* Begin *
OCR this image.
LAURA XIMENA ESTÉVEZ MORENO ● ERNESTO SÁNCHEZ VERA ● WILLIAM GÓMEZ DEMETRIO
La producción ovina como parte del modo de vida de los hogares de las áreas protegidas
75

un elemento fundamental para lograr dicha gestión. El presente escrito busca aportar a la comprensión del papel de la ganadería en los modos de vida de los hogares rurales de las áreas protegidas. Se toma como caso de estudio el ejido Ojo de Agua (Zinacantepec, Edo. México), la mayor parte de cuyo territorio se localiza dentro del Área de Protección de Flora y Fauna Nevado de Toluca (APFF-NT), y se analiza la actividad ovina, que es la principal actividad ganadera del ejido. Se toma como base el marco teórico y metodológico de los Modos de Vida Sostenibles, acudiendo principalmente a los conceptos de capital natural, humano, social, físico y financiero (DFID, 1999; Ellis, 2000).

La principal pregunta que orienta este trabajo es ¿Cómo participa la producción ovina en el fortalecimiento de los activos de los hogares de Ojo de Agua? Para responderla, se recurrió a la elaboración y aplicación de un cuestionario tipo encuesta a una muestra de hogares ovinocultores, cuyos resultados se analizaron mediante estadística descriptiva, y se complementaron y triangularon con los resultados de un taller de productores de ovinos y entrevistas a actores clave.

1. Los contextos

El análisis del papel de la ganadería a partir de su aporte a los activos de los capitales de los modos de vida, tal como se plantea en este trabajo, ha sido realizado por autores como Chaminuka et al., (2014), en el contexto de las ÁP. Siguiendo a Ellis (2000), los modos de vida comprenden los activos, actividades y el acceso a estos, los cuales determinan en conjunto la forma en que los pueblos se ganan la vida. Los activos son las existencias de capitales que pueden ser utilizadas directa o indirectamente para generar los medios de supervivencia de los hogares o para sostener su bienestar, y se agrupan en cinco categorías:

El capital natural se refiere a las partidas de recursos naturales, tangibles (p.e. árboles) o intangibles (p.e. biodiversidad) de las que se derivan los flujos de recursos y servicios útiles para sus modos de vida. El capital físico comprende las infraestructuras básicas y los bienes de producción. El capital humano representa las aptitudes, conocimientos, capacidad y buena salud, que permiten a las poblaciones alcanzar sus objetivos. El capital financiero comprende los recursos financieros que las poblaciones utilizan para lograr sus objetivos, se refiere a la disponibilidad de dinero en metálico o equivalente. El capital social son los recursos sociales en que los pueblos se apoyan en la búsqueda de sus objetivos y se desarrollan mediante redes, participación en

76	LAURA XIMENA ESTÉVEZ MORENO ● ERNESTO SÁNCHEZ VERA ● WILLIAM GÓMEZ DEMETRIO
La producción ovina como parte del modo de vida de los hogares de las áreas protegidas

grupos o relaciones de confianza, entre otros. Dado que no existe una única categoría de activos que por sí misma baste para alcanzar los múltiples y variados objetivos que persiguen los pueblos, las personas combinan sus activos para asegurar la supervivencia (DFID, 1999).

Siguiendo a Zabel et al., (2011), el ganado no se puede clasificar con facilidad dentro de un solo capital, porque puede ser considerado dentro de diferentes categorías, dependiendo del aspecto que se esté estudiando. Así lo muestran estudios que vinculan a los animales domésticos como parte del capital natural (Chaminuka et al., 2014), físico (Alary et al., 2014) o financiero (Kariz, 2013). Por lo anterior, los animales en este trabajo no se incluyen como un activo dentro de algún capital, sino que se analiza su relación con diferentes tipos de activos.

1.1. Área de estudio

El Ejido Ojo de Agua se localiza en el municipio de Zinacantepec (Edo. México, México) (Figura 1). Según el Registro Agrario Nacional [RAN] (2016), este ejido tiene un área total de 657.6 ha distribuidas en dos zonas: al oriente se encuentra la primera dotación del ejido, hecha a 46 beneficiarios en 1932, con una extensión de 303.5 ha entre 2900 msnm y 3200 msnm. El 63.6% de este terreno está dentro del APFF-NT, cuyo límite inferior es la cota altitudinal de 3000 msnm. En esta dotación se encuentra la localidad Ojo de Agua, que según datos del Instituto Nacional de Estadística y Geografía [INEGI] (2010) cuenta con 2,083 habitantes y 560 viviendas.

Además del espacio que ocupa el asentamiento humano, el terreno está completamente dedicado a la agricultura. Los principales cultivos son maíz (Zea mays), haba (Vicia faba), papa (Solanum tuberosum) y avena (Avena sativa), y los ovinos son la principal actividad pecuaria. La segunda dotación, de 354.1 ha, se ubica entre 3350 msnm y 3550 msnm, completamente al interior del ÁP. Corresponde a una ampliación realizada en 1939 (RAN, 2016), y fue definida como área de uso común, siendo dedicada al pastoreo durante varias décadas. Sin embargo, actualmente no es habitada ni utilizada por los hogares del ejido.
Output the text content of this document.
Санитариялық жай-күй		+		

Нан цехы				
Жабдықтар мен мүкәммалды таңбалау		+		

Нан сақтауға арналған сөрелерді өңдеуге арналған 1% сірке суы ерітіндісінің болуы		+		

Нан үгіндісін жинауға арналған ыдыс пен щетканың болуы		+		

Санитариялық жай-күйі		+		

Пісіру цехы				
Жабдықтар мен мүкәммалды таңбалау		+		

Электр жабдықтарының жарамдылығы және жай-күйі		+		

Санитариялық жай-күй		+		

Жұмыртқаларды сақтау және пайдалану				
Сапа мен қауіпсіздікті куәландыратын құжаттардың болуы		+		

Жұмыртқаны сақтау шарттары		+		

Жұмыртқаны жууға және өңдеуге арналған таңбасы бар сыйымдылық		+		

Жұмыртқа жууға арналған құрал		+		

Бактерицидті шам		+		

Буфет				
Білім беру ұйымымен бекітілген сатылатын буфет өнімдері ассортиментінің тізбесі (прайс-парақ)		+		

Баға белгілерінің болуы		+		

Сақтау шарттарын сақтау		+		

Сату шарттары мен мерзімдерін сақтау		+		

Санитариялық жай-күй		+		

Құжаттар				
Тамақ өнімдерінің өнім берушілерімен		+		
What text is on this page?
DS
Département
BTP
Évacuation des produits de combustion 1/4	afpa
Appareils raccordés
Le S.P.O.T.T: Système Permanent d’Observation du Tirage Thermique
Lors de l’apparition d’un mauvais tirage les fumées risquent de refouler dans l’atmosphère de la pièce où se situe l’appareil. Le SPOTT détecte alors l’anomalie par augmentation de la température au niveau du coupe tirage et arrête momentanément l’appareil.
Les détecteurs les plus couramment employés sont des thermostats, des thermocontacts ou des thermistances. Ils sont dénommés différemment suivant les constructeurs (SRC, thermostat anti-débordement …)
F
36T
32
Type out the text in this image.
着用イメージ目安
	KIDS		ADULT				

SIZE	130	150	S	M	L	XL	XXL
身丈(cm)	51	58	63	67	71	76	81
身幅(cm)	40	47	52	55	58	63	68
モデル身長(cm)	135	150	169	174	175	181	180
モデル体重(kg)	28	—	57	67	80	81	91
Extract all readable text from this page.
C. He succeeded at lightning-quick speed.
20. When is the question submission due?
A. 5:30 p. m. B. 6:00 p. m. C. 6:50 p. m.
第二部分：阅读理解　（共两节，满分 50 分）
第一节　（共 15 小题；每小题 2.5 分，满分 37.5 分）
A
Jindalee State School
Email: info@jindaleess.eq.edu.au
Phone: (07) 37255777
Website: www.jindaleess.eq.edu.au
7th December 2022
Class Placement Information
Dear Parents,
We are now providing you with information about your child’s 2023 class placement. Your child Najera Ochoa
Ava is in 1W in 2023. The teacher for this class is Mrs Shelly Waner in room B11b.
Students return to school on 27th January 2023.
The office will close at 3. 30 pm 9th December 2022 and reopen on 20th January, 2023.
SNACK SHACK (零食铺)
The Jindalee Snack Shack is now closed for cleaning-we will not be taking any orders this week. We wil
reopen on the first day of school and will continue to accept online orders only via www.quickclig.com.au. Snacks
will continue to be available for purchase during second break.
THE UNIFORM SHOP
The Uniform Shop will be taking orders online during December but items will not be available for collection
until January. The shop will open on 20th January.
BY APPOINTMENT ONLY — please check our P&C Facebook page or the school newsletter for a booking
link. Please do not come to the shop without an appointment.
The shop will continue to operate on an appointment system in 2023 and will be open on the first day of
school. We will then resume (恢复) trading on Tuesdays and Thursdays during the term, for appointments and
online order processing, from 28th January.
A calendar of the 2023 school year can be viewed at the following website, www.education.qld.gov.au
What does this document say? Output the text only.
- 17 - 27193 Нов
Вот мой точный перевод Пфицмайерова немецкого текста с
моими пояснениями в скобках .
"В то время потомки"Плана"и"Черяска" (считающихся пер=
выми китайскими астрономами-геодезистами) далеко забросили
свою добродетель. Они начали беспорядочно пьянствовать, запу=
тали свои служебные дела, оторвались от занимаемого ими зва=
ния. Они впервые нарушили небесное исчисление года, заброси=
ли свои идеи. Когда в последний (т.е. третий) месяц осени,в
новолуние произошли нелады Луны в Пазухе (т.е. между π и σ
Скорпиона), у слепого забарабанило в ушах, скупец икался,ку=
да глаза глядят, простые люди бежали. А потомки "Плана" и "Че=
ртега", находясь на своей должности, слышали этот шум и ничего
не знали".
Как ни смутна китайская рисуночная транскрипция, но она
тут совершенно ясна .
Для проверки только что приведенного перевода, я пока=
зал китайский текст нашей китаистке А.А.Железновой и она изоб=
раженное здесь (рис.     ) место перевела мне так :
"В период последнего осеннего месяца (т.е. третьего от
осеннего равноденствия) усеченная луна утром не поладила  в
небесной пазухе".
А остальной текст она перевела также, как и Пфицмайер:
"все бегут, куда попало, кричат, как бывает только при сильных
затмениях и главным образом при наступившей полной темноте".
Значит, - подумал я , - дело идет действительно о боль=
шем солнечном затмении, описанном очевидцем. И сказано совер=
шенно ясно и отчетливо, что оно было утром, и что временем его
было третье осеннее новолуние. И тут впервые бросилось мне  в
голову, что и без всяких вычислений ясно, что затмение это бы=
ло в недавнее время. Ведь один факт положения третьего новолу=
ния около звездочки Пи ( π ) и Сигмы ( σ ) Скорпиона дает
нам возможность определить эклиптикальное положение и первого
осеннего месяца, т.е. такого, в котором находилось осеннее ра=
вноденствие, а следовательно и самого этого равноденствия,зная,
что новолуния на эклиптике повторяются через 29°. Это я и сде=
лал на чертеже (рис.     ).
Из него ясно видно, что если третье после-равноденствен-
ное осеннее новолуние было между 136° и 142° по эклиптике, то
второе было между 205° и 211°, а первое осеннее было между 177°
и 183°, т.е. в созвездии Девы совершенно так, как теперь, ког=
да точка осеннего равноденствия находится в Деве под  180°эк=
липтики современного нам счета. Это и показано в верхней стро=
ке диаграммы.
* End *
▸ **Given instruction**:
State the count of lines above containing the string "Скорпиона", and add nothing to it.

▸ **Worked answer**:
2